## What this task involves
Locate the lines that hold the string "text". Copy every such line.
++++ Exercise input
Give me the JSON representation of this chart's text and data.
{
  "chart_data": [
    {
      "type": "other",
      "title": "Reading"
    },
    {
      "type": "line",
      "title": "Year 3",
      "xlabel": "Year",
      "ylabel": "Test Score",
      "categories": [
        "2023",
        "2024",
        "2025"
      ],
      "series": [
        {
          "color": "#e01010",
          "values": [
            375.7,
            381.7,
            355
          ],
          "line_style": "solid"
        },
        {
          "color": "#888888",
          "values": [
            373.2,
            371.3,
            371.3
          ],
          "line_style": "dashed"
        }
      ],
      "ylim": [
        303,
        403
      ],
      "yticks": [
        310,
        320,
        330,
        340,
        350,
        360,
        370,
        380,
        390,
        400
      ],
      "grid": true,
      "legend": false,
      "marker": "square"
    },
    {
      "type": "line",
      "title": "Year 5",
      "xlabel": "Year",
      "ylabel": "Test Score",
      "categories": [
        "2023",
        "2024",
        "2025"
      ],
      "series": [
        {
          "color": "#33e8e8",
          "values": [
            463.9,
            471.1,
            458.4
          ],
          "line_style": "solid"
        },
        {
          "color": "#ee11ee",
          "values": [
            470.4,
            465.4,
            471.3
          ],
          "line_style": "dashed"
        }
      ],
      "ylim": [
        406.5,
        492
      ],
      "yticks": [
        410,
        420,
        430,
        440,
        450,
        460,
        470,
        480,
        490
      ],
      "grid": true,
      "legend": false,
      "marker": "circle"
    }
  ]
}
++++++++
++++ Exercise input
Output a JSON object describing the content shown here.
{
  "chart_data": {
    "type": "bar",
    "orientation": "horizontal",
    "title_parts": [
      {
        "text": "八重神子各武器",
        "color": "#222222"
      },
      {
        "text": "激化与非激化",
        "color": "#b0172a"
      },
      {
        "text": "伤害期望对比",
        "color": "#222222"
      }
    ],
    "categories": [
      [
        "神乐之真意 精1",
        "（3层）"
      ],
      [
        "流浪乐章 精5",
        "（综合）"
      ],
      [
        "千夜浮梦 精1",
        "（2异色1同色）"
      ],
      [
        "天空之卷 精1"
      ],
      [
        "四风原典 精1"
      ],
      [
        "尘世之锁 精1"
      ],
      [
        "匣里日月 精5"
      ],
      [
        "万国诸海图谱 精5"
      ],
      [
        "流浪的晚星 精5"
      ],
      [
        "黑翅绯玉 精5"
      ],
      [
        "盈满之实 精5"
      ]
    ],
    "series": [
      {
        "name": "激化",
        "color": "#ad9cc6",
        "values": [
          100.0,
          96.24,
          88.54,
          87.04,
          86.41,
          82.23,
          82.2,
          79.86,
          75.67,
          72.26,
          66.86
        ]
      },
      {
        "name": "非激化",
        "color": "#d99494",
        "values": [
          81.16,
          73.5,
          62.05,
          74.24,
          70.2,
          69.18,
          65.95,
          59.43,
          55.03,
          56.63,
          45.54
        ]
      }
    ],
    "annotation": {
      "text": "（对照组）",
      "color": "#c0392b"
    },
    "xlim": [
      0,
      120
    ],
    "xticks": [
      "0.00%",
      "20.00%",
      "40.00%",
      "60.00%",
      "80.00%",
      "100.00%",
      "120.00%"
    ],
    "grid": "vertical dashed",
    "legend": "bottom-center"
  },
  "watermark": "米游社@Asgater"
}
++++++++
++++ Exercise input
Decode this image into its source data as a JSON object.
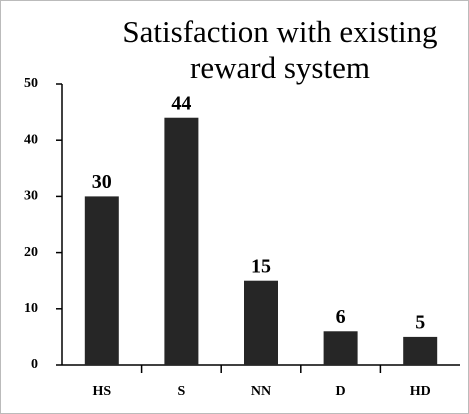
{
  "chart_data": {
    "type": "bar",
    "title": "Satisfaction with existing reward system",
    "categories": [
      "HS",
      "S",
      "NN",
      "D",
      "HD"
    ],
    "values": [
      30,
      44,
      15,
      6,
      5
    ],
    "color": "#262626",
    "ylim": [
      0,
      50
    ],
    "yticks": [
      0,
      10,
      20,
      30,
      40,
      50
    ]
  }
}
++++++++
## Worked answer
Give me the JSON representation of this chart's text and data.
        "text": "八重神子各武器",
        "text": "激化与非激化",
        "text": "伤害期望对比",
      "text": "（对照组）",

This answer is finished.